:: DATA LINES ::

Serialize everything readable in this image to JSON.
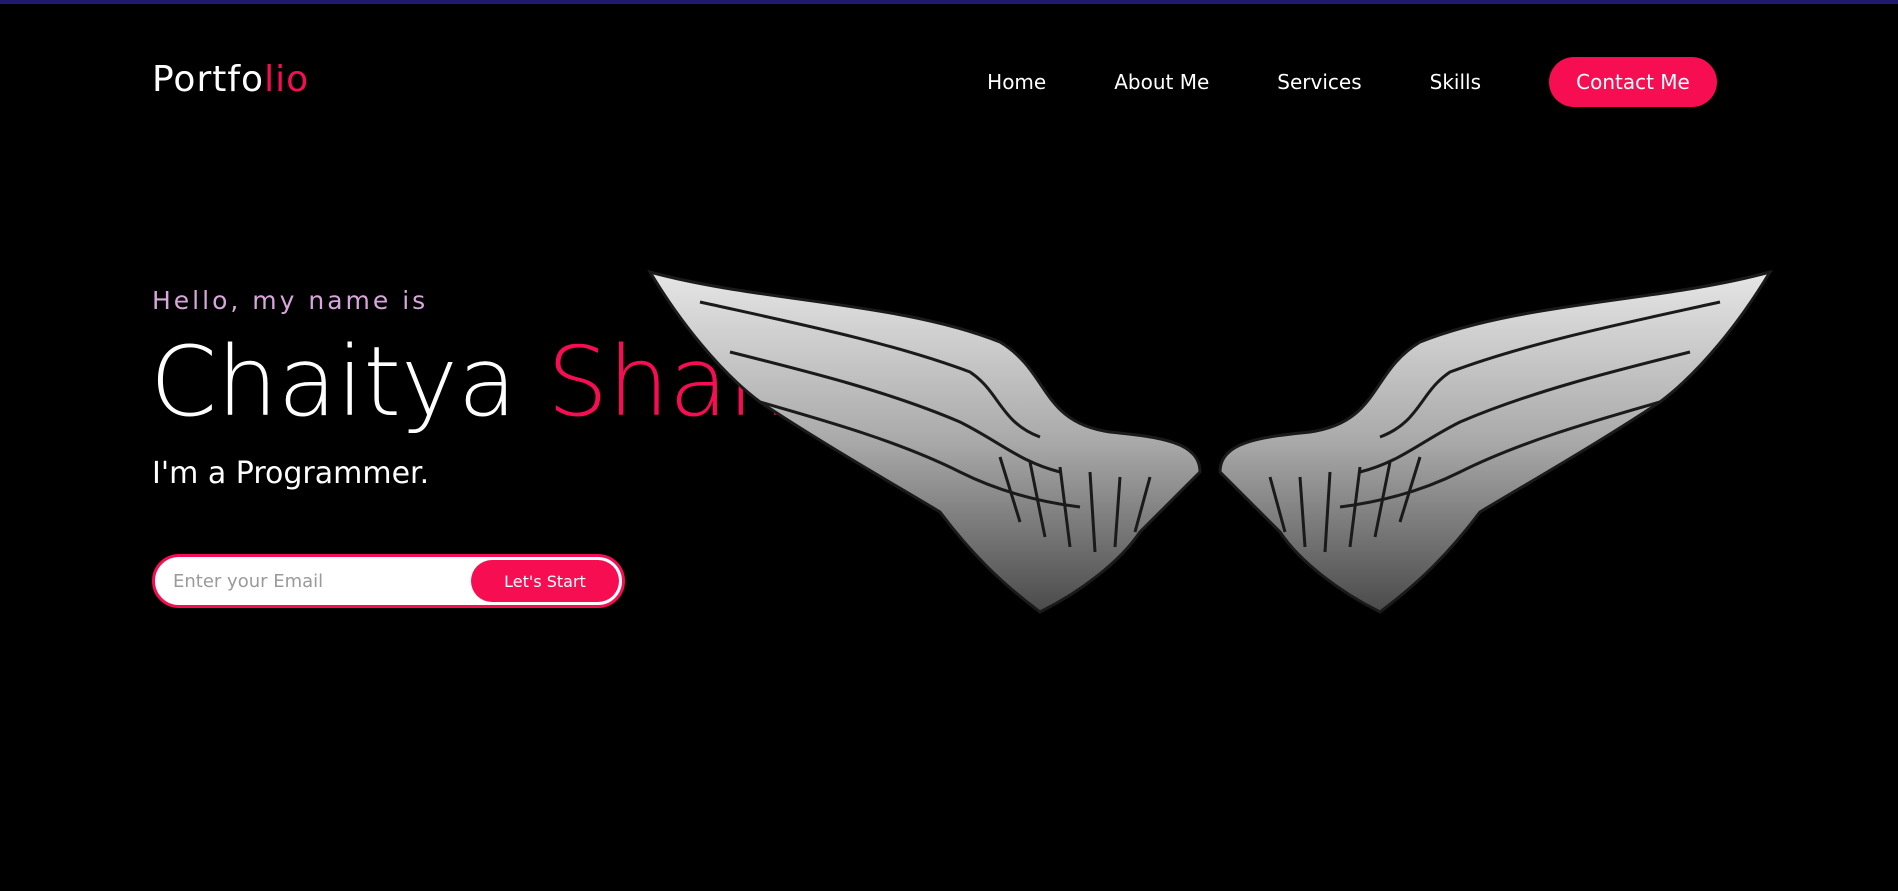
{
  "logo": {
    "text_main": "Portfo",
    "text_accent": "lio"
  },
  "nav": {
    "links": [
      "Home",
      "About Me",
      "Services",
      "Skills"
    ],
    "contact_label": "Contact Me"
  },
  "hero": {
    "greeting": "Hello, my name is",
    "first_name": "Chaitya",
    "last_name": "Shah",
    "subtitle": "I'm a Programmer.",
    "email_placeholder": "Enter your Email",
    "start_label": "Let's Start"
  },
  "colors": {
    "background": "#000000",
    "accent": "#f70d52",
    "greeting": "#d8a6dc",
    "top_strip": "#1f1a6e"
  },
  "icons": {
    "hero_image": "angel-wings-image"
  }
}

:::

_WHAT THE TASK ASKS_
Lines that include the word "greeting" — how many are there in the data? Answer with the number alone.

_SOLUTION TO THIS PROBLEM_
2